Extracted records:
•••

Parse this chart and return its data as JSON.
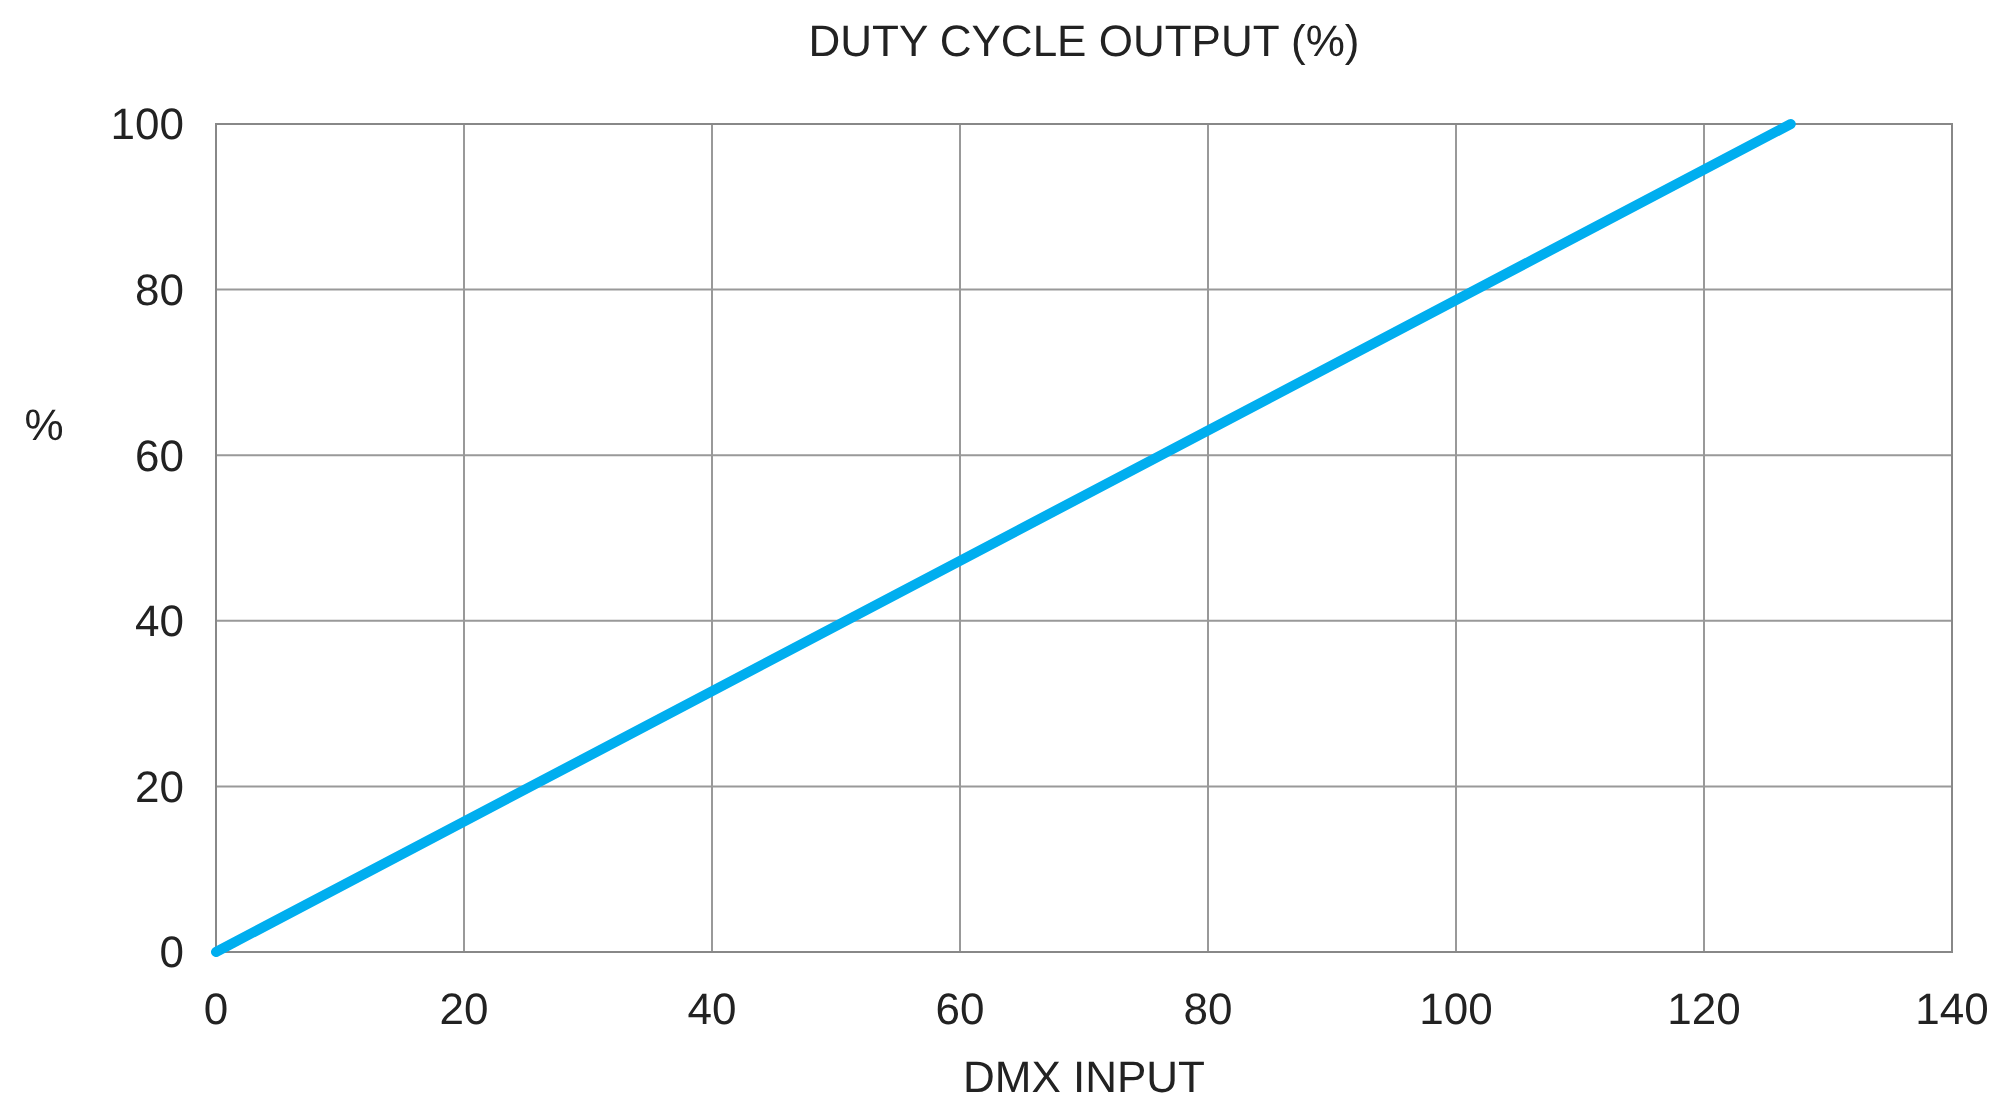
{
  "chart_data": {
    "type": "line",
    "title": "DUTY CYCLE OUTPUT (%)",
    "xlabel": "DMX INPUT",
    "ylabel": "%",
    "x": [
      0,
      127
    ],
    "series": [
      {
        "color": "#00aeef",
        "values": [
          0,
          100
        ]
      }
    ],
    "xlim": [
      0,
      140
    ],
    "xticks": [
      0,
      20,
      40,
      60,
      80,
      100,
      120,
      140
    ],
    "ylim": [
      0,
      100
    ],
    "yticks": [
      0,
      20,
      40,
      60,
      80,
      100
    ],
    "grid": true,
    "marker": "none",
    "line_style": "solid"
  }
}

•••

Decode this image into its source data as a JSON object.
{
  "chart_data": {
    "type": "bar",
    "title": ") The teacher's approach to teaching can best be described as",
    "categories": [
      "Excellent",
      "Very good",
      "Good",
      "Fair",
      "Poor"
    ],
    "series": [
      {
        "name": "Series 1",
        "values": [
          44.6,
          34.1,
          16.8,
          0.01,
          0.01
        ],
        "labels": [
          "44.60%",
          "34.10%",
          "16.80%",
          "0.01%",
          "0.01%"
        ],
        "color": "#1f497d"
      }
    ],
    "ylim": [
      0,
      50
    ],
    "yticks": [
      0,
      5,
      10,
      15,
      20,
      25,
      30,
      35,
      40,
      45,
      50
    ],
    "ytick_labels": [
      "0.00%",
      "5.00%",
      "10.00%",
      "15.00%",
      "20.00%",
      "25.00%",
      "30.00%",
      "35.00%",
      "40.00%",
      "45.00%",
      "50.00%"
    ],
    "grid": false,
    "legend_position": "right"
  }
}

•••

Written problem: Pick out every line above that holds the word "this" and copy it.

Task response:
Parse this chart and return its data as JSON.
Decode this image into its source data as a JSON object.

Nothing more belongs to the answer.